### WHAT THIS TASK INVOLVES:
Copy down every line where the string "defined" shows up.

### Records contained in a dataset:
....................
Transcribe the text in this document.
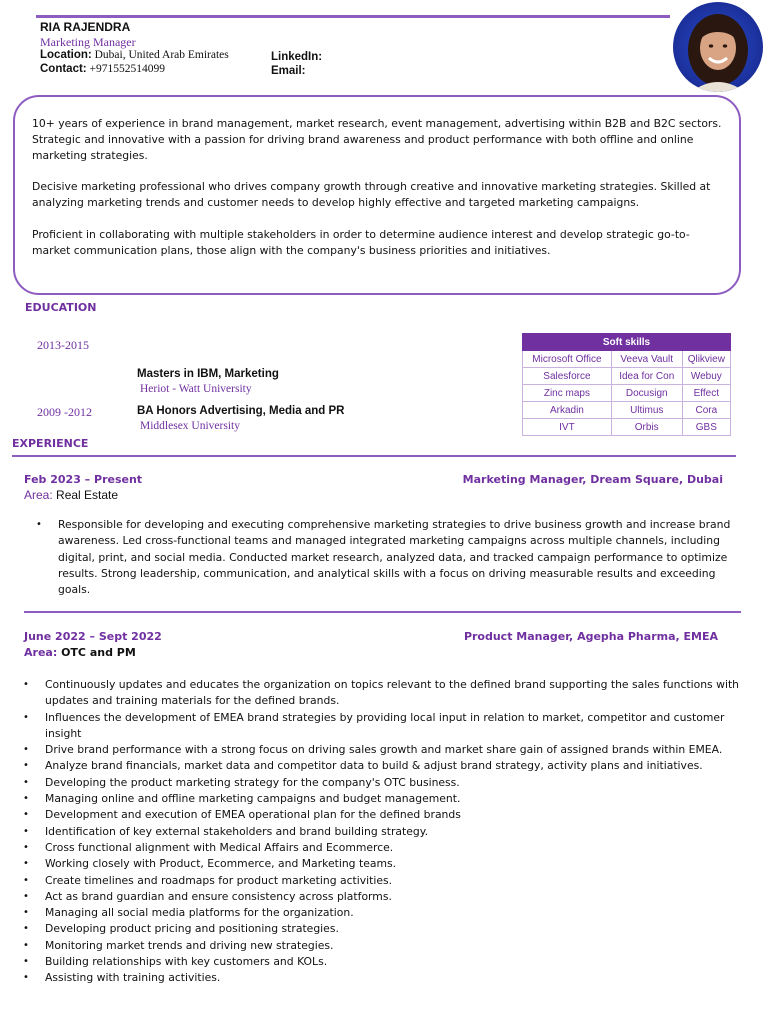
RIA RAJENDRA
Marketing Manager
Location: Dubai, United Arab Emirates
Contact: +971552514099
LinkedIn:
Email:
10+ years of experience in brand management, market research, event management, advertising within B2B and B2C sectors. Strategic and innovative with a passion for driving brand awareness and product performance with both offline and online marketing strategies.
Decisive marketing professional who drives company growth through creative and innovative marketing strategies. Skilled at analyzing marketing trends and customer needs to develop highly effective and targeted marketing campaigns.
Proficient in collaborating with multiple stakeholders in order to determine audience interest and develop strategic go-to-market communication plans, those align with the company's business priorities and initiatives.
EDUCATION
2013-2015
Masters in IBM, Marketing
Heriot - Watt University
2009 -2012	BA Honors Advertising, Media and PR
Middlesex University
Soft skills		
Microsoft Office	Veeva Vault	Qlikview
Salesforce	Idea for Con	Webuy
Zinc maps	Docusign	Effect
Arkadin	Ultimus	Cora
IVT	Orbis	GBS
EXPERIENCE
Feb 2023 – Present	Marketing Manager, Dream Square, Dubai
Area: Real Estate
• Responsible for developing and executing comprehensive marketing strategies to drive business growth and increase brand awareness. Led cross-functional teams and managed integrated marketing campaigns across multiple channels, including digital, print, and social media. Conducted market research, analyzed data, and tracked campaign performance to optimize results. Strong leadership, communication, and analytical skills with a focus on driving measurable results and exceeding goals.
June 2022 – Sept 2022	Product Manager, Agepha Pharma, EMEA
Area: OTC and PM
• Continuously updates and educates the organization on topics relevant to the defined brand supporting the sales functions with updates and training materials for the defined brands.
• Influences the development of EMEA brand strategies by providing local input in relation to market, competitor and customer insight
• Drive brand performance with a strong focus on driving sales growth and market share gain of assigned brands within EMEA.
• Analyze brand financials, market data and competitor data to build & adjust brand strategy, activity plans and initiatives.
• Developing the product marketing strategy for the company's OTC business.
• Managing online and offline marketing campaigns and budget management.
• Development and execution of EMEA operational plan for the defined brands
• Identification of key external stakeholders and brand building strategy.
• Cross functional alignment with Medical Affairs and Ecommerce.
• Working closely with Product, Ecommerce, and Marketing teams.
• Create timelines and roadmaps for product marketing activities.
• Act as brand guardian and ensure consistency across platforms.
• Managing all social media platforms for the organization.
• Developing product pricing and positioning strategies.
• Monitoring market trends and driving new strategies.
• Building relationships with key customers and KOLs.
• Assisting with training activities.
....................
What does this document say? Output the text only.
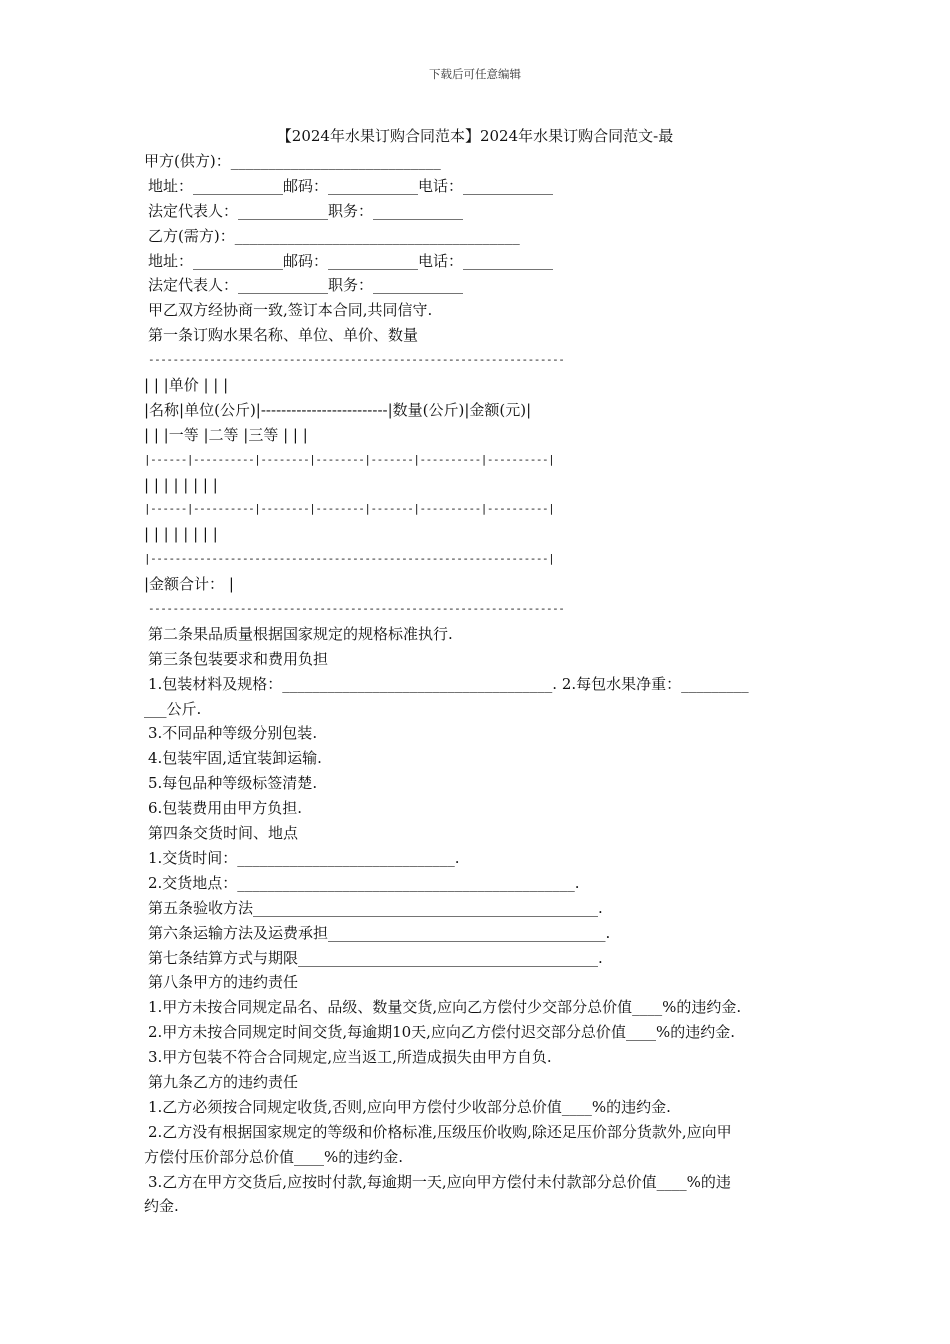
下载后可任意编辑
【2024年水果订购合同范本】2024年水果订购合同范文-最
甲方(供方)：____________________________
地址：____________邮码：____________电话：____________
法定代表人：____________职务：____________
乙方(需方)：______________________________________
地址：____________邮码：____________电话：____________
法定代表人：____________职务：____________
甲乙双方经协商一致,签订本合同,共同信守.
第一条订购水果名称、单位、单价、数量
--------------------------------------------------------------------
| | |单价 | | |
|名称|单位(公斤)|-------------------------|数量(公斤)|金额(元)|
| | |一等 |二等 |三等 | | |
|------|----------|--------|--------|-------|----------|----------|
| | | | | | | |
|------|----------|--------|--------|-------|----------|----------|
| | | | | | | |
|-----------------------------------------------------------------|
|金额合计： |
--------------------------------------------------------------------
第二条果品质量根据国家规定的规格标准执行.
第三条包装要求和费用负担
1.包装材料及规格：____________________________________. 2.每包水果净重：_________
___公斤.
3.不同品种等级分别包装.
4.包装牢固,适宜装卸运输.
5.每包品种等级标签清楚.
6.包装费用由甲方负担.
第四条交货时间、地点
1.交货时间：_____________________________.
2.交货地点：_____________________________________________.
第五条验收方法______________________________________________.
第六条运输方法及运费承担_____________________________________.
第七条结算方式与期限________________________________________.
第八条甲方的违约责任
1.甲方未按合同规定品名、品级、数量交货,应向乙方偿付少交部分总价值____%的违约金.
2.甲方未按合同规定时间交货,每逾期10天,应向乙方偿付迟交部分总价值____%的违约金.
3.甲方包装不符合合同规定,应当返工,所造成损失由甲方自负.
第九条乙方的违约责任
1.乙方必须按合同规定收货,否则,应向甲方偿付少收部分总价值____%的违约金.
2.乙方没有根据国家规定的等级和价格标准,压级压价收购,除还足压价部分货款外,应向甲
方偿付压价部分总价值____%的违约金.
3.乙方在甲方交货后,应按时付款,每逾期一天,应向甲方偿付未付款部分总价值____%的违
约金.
....................
### EXPECTED OUTPUT:
• Continuously updates and educates the organization on topics relevant to the defined brand supporting the sales functions with updates and training materials for the defined brands.
• Development and execution of EMEA operational plan for the defined brands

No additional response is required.